— start —
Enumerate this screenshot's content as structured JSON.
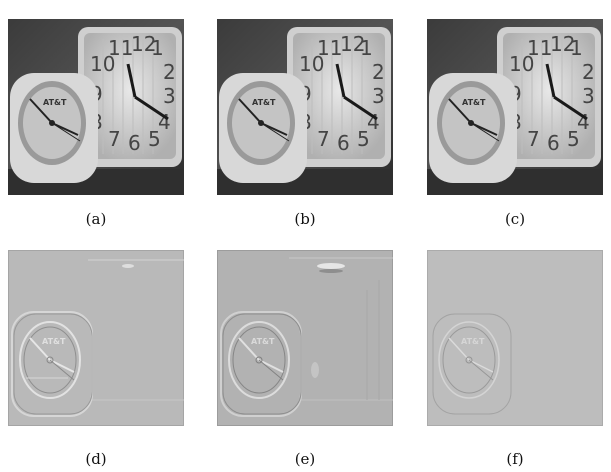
{
  "figure": {
    "captions": {
      "a": "(a)",
      "b": "(b)",
      "c": "(c)",
      "d": "(d)",
      "e": "(e)",
      "f": "(f)"
    },
    "clock_face_numbers": [
      "10",
      "11",
      "12",
      "1",
      "2",
      "3",
      "4",
      "5",
      "6",
      "7",
      "8",
      "9"
    ],
    "small_clock_brand": "AT&T",
    "colors": {
      "photo_background": "#4a4a4a",
      "residual_background": "#b9b9b9"
    }
  }
}
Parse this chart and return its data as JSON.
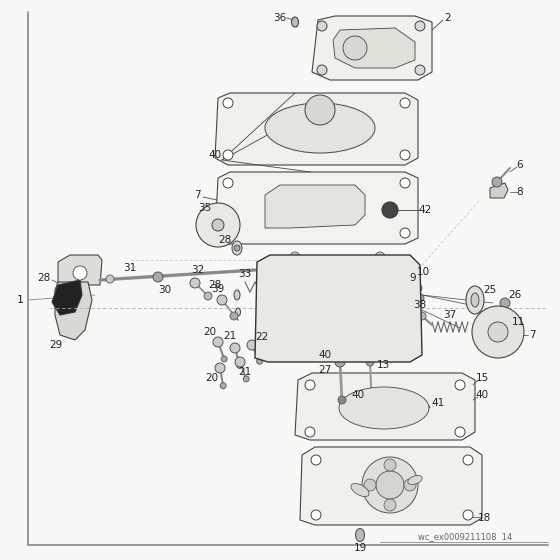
{
  "doc_ref": "wc_ex0009211108  14",
  "bg": "#f8f8f6",
  "lc": "#444444",
  "tc": "#222222",
  "gc": "#888888",
  "figsize": [
    5.6,
    5.6
  ],
  "dpi": 100
}
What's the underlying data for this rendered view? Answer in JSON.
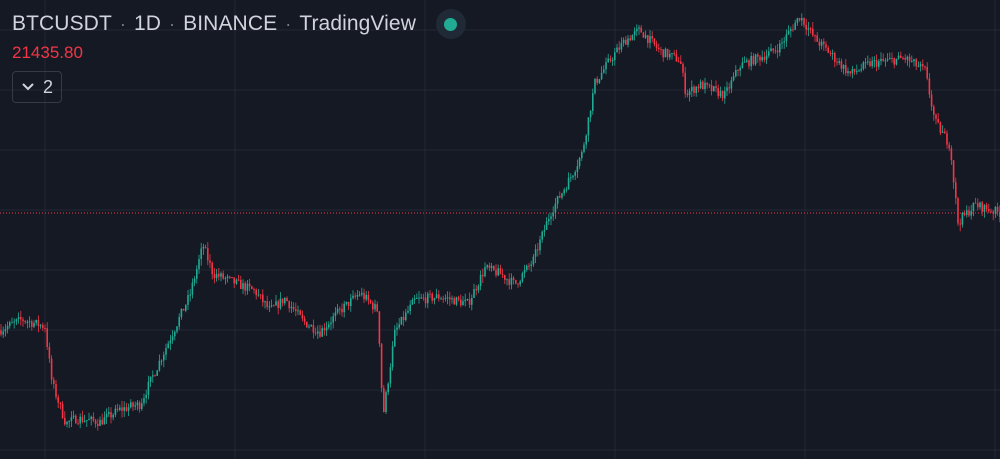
{
  "legend": {
    "symbol": "BTCUSDT",
    "interval": "1D",
    "exchange": "BINANCE",
    "publisher": "TradingView",
    "status_icon": "market-open-dot"
  },
  "last_price": "21435.80",
  "indicators_toggle": {
    "icon": "chevron-down-icon",
    "count": "2"
  },
  "colors": {
    "background": "#151924",
    "grid": "#232733",
    "up": "#22ab94",
    "down": "#f23645",
    "price_line": "#f23645",
    "text": "#d1d4dc"
  },
  "chart_data": {
    "type": "candlestick",
    "symbol": "BTCUSDT",
    "interval": "1D",
    "exchange": "BINANCE",
    "last_price": 21435.8,
    "ylim": [
      7500,
      33500
    ],
    "grid": true,
    "price_line": 21435.8,
    "path": [
      [
        0,
        14800
      ],
      [
        22,
        15400
      ],
      [
        45,
        15000
      ],
      [
        52,
        11800
      ],
      [
        66,
        9500
      ],
      [
        76,
        9800
      ],
      [
        100,
        9600
      ],
      [
        120,
        10300
      ],
      [
        140,
        10600
      ],
      [
        165,
        13700
      ],
      [
        190,
        16800
      ],
      [
        203,
        19600
      ],
      [
        213,
        18000
      ],
      [
        230,
        17600
      ],
      [
        255,
        17000
      ],
      [
        270,
        15900
      ],
      [
        285,
        16600
      ],
      [
        303,
        15300
      ],
      [
        320,
        14700
      ],
      [
        340,
        15900
      ],
      [
        360,
        16900
      ],
      [
        378,
        15900
      ],
      [
        383,
        9900
      ],
      [
        395,
        14700
      ],
      [
        415,
        16500
      ],
      [
        440,
        16700
      ],
      [
        468,
        16300
      ],
      [
        485,
        18300
      ],
      [
        500,
        18000
      ],
      [
        515,
        17400
      ],
      [
        533,
        18700
      ],
      [
        550,
        21400
      ],
      [
        570,
        23400
      ],
      [
        582,
        24800
      ],
      [
        595,
        28800
      ],
      [
        610,
        30100
      ],
      [
        625,
        31200
      ],
      [
        640,
        31800
      ],
      [
        660,
        30600
      ],
      [
        680,
        30100
      ],
      [
        686,
        28200
      ],
      [
        700,
        28700
      ],
      [
        725,
        28100
      ],
      [
        740,
        29800
      ],
      [
        770,
        30500
      ],
      [
        780,
        30900
      ],
      [
        800,
        32600
      ],
      [
        815,
        31300
      ],
      [
        828,
        30600
      ],
      [
        850,
        29300
      ],
      [
        870,
        29900
      ],
      [
        905,
        30200
      ],
      [
        925,
        29500
      ],
      [
        935,
        26600
      ],
      [
        950,
        25300
      ],
      [
        958,
        20900
      ],
      [
        975,
        21900
      ],
      [
        1000,
        21435
      ]
    ]
  }
}
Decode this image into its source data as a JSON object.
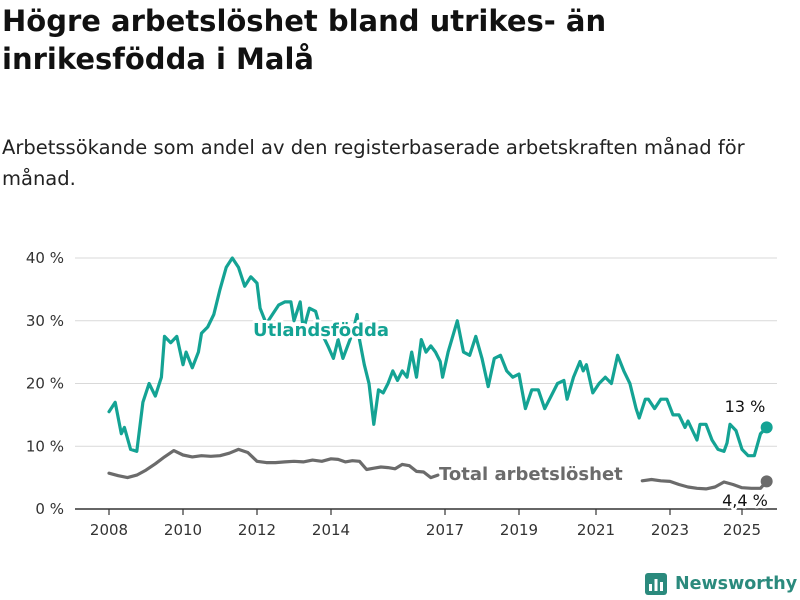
{
  "title": "Högre arbetslöshet bland utrikes- än inrikesfödda i Malå",
  "subtitle": "Arbetssökande som andel av den registerbaserade arbetskraften månad för månad.",
  "brand": {
    "name": "Newsworthy"
  },
  "colors": {
    "foreign": "#14a394",
    "total": "#6b6b6b",
    "grid": "#d9d9d9",
    "axis": "#333333"
  },
  "chart_data": {
    "type": "line",
    "title": "Högre arbetslöshet bland utrikes- än inrikesfödda i Malå",
    "subtitle": "Arbetssökande som andel av den registerbaserade arbetskraften månad för månad.",
    "xlabel": "",
    "ylabel": "",
    "x_ticks": [
      "2008",
      "2010",
      "2012",
      "2014",
      "2017",
      "2019",
      "2021",
      "2023",
      "2025"
    ],
    "y_ticks": [
      "0 %",
      "10 %",
      "20 %",
      "30 %",
      "40 %"
    ],
    "ylim": [
      0,
      40
    ],
    "grid": "horizontal",
    "series": [
      {
        "name": "Utlandsfödda",
        "end_label": "13 %",
        "points": [
          [
            "2008-01",
            15.5
          ],
          [
            "2008-03",
            17
          ],
          [
            "2008-05",
            12
          ],
          [
            "2008-06",
            13
          ],
          [
            "2008-08",
            9.5
          ],
          [
            "2008-10",
            9.2
          ],
          [
            "2008-12",
            17
          ],
          [
            "2009-02",
            20
          ],
          [
            "2009-04",
            18
          ],
          [
            "2009-06",
            21
          ],
          [
            "2009-07",
            27.5
          ],
          [
            "2009-09",
            26.5
          ],
          [
            "2009-11",
            27.5
          ],
          [
            "2010-01",
            23
          ],
          [
            "2010-02",
            25
          ],
          [
            "2010-04",
            22.5
          ],
          [
            "2010-06",
            25
          ],
          [
            "2010-07",
            28
          ],
          [
            "2010-09",
            29
          ],
          [
            "2010-11",
            31
          ],
          [
            "2011-01",
            35
          ],
          [
            "2011-03",
            38.5
          ],
          [
            "2011-05",
            40
          ],
          [
            "2011-07",
            38.5
          ],
          [
            "2011-09",
            35.5
          ],
          [
            "2011-11",
            37
          ],
          [
            "2012-01",
            36
          ],
          [
            "2012-02",
            32
          ],
          [
            "2012-04",
            29.5
          ],
          [
            "2012-06",
            31
          ],
          [
            "2012-08",
            32.5
          ],
          [
            "2012-10",
            33
          ],
          [
            "2012-12",
            33
          ],
          [
            "2013-01",
            30
          ],
          [
            "2013-03",
            33
          ],
          [
            "2013-04",
            28.5
          ],
          [
            "2013-06",
            32
          ],
          [
            "2013-08",
            31.5
          ],
          [
            "2013-10",
            28
          ],
          [
            "2013-12",
            26
          ],
          [
            "2014-02",
            24
          ],
          [
            "2014-04",
            27
          ],
          [
            "2014-06",
            24
          ],
          [
            "2014-08",
            26
          ],
          [
            "2014-10",
            28
          ],
          [
            "2014-12",
            31
          ],
          [
            "2015-01",
            27
          ],
          [
            "2015-03",
            23
          ],
          [
            "2015-05",
            20
          ],
          [
            "2015-07",
            13.5
          ],
          [
            "2015-09",
            19
          ],
          [
            "2015-11",
            18.5
          ],
          [
            "2016-01",
            20
          ],
          [
            "2016-03",
            22
          ],
          [
            "2016-05",
            20.5
          ],
          [
            "2016-07",
            22
          ],
          [
            "2016-09",
            21
          ],
          [
            "2016-11",
            25
          ],
          [
            "2017-01",
            21
          ],
          [
            "2017-03",
            27
          ],
          [
            "2017-05",
            25
          ],
          [
            "2017-07",
            26
          ],
          [
            "2017-09",
            25
          ],
          [
            "2017-11",
            23.5
          ],
          [
            "2017-12",
            21
          ],
          [
            "2018-02",
            25
          ],
          [
            "2018-05",
            30
          ],
          [
            "2018-07",
            25
          ],
          [
            "2018-09",
            24.5
          ],
          [
            "2018-11",
            27.5
          ],
          [
            "2019-01",
            24
          ],
          [
            "2019-03",
            19.5
          ],
          [
            "2019-05",
            24
          ],
          [
            "2019-07",
            24.5
          ],
          [
            "2019-09",
            22
          ],
          [
            "2019-11",
            21
          ],
          [
            "2020-01",
            21.5
          ],
          [
            "2020-03",
            16
          ],
          [
            "2020-05",
            19
          ],
          [
            "2020-07",
            19
          ],
          [
            "2020-09",
            16
          ],
          [
            "2020-11",
            18
          ],
          [
            "2021-01",
            20
          ],
          [
            "2021-03",
            20.5
          ],
          [
            "2021-04",
            17.5
          ],
          [
            "2021-06",
            21
          ],
          [
            "2021-08",
            23.5
          ],
          [
            "2021-09",
            22
          ],
          [
            "2021-10",
            23
          ],
          [
            "2021-12",
            18.5
          ],
          [
            "2022-02",
            20
          ],
          [
            "2022-04",
            21
          ],
          [
            "2022-06",
            20
          ],
          [
            "2022-08",
            24.5
          ],
          [
            "2022-10",
            22
          ],
          [
            "2022-12",
            20
          ],
          [
            "2023-02",
            16
          ],
          [
            "2023-03",
            14.5
          ],
          [
            "2023-05",
            17.5
          ],
          [
            "2023-06",
            17.5
          ],
          [
            "2023-08",
            16
          ],
          [
            "2023-10",
            17.5
          ],
          [
            "2023-12",
            17.5
          ],
          [
            "2024-02",
            15
          ],
          [
            "2024-04",
            15
          ],
          [
            "2024-06",
            13
          ],
          [
            "2024-07",
            14
          ],
          [
            "2024-09",
            12
          ],
          [
            "2024-10",
            11
          ],
          [
            "2024-11",
            13.5
          ],
          [
            "2025-01",
            13.5
          ],
          [
            "2025-03",
            11
          ],
          [
            "2025-05",
            9.5
          ],
          [
            "2025-07",
            9.2
          ],
          [
            "2025-08",
            10.5
          ],
          [
            "2025-09",
            13.5
          ],
          [
            "2025-11",
            12.5
          ],
          [
            "2026-01",
            9.5
          ],
          [
            "2026-03",
            8.5
          ],
          [
            "2026-05",
            8.5
          ],
          [
            "2026-07",
            12
          ],
          [
            "2026-09",
            13
          ]
        ]
      },
      {
        "name": "Total arbetslöshet",
        "end_label": "4,4 %",
        "points": [
          [
            "2008-01",
            5.7
          ],
          [
            "2008-04",
            5.3
          ],
          [
            "2008-07",
            5
          ],
          [
            "2008-10",
            5.4
          ],
          [
            "2009-01",
            6.2
          ],
          [
            "2009-04",
            7.2
          ],
          [
            "2009-07",
            8.3
          ],
          [
            "2009-10",
            9.3
          ],
          [
            "2010-01",
            8.6
          ],
          [
            "2010-04",
            8.3
          ],
          [
            "2010-07",
            8.5
          ],
          [
            "2010-10",
            8.4
          ],
          [
            "2011-01",
            8.5
          ],
          [
            "2011-04",
            8.9
          ],
          [
            "2011-07",
            9.5
          ],
          [
            "2011-10",
            9
          ],
          [
            "2012-01",
            7.6
          ],
          [
            "2012-04",
            7.4
          ],
          [
            "2012-07",
            7.4
          ],
          [
            "2012-10",
            7.5
          ],
          [
            "2013-01",
            7.6
          ],
          [
            "2013-04",
            7.5
          ],
          [
            "2013-07",
            7.8
          ],
          [
            "2013-10",
            7.6
          ],
          [
            "2014-01",
            8
          ],
          [
            "2014-04",
            7.9
          ],
          [
            "2014-07",
            7.5
          ],
          [
            "2014-10",
            7.7
          ],
          [
            "2015-01",
            7.6
          ],
          [
            "2015-04",
            6.3
          ],
          [
            "2015-07",
            6.5
          ],
          [
            "2015-10",
            6.7
          ],
          [
            "2016-01",
            6.6
          ],
          [
            "2016-04",
            6.4
          ],
          [
            "2016-07",
            7.1
          ],
          [
            "2016-10",
            6.9
          ],
          [
            "2017-01",
            6
          ],
          [
            "2017-04",
            5.9
          ],
          [
            "2017-07",
            5
          ],
          [
            "2017-10",
            5.4
          ]
        ],
        "points_end": [
          [
            "2023-04",
            4.5
          ],
          [
            "2023-07",
            4.7
          ],
          [
            "2023-10",
            4.5
          ],
          [
            "2024-01",
            4.4
          ],
          [
            "2024-04",
            3.9
          ],
          [
            "2024-07",
            3.5
          ],
          [
            "2024-10",
            3.3
          ],
          [
            "2025-01",
            3.2
          ],
          [
            "2025-04",
            3.5
          ],
          [
            "2025-07",
            4.3
          ],
          [
            "2025-10",
            3.9
          ],
          [
            "2026-01",
            3.4
          ],
          [
            "2026-04",
            3.3
          ],
          [
            "2026-07",
            3.3
          ],
          [
            "2026-09",
            4.4
          ]
        ]
      }
    ]
  }
}
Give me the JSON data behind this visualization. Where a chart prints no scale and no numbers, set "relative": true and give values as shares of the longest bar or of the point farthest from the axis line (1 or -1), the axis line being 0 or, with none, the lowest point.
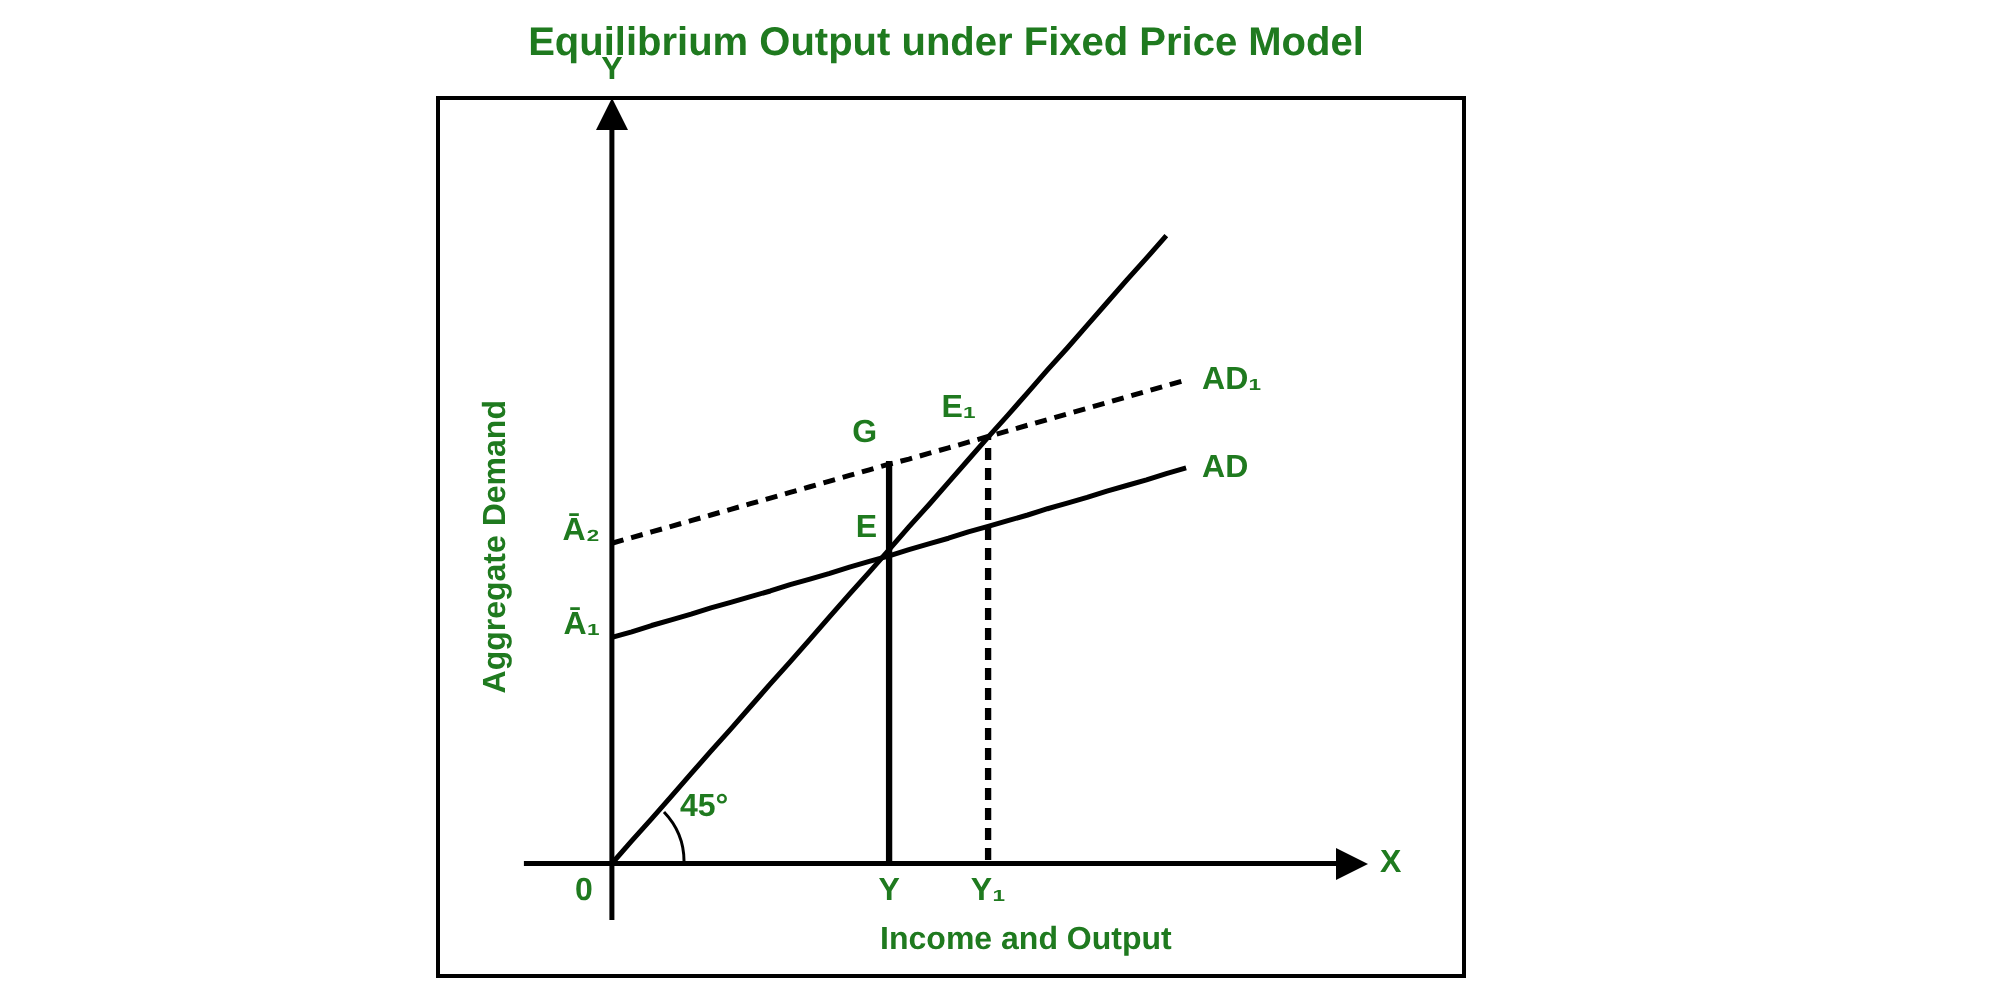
{
  "chart_data": {
    "type": "line",
    "title": "Equilibrium Output under Fixed Price Model",
    "xlabel": "Income and Output",
    "ylabel": "Aggregate Demand",
    "relative": true,
    "marker": "none",
    "legend": false,
    "categories": [
      null,
      null,
      null,
      null,
      null,
      null,
      null,
      null,
      null,
      null,
      null,
      null,
      null,
      null,
      "Y",
      null,
      null,
      null,
      null,
      "Y₁",
      null,
      null,
      null,
      null,
      null,
      null,
      null,
      null,
      null,
      null
    ],
    "series": [
      {
        "values": [
          0,
          0.036,
          0.071,
          0.107,
          0.143,
          0.179,
          0.214,
          0.25,
          0.286,
          0.321,
          0.357,
          0.393,
          0.429,
          0.464,
          0.5,
          0.536,
          0.571,
          0.607,
          0.643,
          0.679,
          0.714,
          0.75,
          0.786,
          0.821,
          0.857,
          0.893,
          0.929,
          0.964,
          1,
          null
        ],
        "color": "#000000"
      },
      {
        "name": "AD",
        "values": [
          0.36,
          0.369,
          0.379,
          0.388,
          0.397,
          0.407,
          0.416,
          0.425,
          0.434,
          0.444,
          0.453,
          0.462,
          0.472,
          0.481,
          0.49,
          0.5,
          0.509,
          0.518,
          0.528,
          0.537,
          0.546,
          0.555,
          0.565,
          0.574,
          0.583,
          0.593,
          0.602,
          0.611,
          0.621,
          0.63
        ],
        "color": "#000000"
      },
      {
        "name": "AD₁",
        "values": [
          0.51,
          0.519,
          0.528,
          0.537,
          0.546,
          0.555,
          0.564,
          0.573,
          0.582,
          0.591,
          0.6,
          0.609,
          0.618,
          0.627,
          0.636,
          0.644,
          0.653,
          0.662,
          0.671,
          0.68,
          0.689,
          0.698,
          0.707,
          0.716,
          0.725,
          0.734,
          0.743,
          0.752,
          0.761,
          0.77
        ],
        "color": "#000000",
        "line_style": "dashed"
      },
      {
        "type": "bar",
        "values": [
          null,
          null,
          null,
          null,
          null,
          null,
          null,
          null,
          null,
          null,
          null,
          null,
          null,
          null,
          0.64,
          null,
          null,
          null,
          null,
          null,
          null,
          null,
          null,
          null,
          null,
          null,
          null,
          null,
          null,
          null
        ],
        "color": "#000000"
      },
      {
        "type": "bar",
        "values": [
          null,
          null,
          null,
          null,
          null,
          null,
          null,
          null,
          null,
          null,
          null,
          null,
          null,
          null,
          null,
          null,
          null,
          null,
          null,
          0.68,
          null,
          null,
          null,
          null,
          null,
          null,
          null,
          null,
          null,
          null
        ],
        "color": "#000000",
        "line_style": "dashed"
      }
    ],
    "annotations": [
      {
        "text": "E",
        "x": "Y",
        "y": 0.49
      },
      {
        "text": "E₁",
        "x": "Y₁",
        "y": 0.68
      },
      {
        "text": "G",
        "x": "Y",
        "y": 0.64
      },
      "45°",
      "X",
      "Y",
      "0",
      "Ā₁",
      "Ā₂"
    ]
  }
}
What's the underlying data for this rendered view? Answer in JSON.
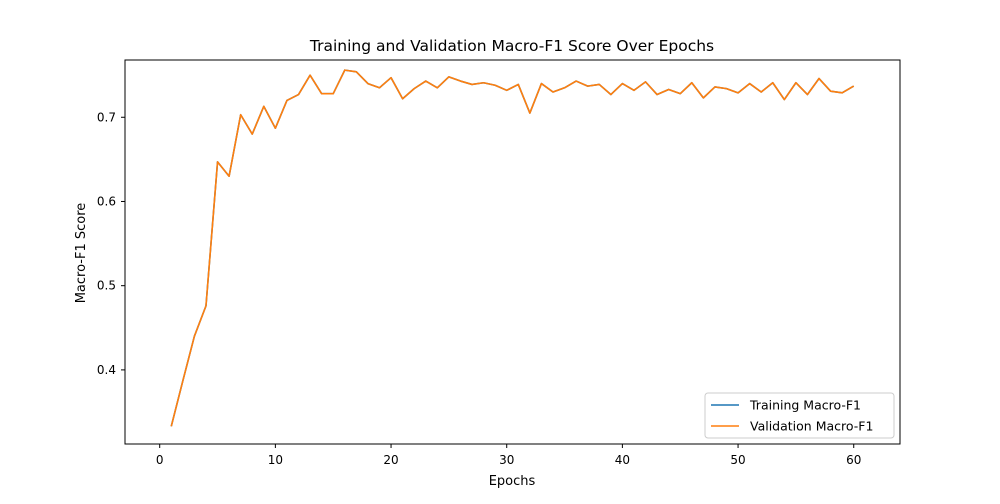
— end —
**DESCRIPTION OF THE TASK**
Say, as a single number and nothing more, how many lines of the entries contain the word "none".

**ANSWER TO THIS TASK**
2